[Start Task material]

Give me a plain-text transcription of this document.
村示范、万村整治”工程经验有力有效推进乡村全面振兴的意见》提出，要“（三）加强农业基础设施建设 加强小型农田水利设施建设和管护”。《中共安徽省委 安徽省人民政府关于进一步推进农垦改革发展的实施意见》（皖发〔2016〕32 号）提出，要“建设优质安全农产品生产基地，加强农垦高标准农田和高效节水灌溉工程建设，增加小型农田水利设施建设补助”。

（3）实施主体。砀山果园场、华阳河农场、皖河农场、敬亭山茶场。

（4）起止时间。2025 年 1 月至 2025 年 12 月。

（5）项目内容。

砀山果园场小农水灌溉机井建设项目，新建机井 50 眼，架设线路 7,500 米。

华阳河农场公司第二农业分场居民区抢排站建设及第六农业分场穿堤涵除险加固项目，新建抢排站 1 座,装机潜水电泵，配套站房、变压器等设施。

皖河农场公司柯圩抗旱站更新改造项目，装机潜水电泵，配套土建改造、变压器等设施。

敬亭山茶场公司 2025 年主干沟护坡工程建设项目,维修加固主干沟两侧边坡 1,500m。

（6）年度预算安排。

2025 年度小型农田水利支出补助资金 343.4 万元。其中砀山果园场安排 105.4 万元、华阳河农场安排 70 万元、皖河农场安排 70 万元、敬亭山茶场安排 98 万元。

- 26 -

[End Task material]

**Problem description:** Print the material verbatim, all of it.

**Written answer:**
Give me a plain-text transcription of this document.
村示范、万村整治”工程经验有力有效推进乡村全面振兴的意见》提出，要“（三）加强农业基础设施建设 加强小型农田水利设施建设和管护”。《中共安徽省委 安徽省人民政府关于进一步推进农垦改革发展的实施意见》（皖发〔2016〕32 号）提出，要“建设优质安全农产品生产基地，加强农垦高标准农田和高效节水灌溉工程建设，增加小型农田水利设施建设补助”。

（3）实施主体。砀山果园场、华阳河农场、皖河农场、敬亭山茶场。

（4）起止时间。2025 年 1 月至 2025 年 12 月。

（5）项目内容。

砀山果园场小农水灌溉机井建设项目，新建机井 50 眼，架设线路 7,500 米。

华阳河农场公司第二农业分场居民区抢排站建设及第六农业分场穿堤涵除险加固项目，新建抢排站 1 座,装机潜水电泵，配套站房、变压器等设施。

皖河农场公司柯圩抗旱站更新改造项目，装机潜水电泵，配套土建改造、变压器等设施。

敬亭山茶场公司 2025 年主干沟护坡工程建设项目,维修加固主干沟两侧边坡 1,500m。

（6）年度预算安排。

2025 年度小型农田水利支出补助资金 343.4 万元。其中砀山果园场安排 105.4 万元、华阳河农场安排 70 万元、皖河农场安排 70 万元、敬亭山茶场安排 98 万元。

- 26 -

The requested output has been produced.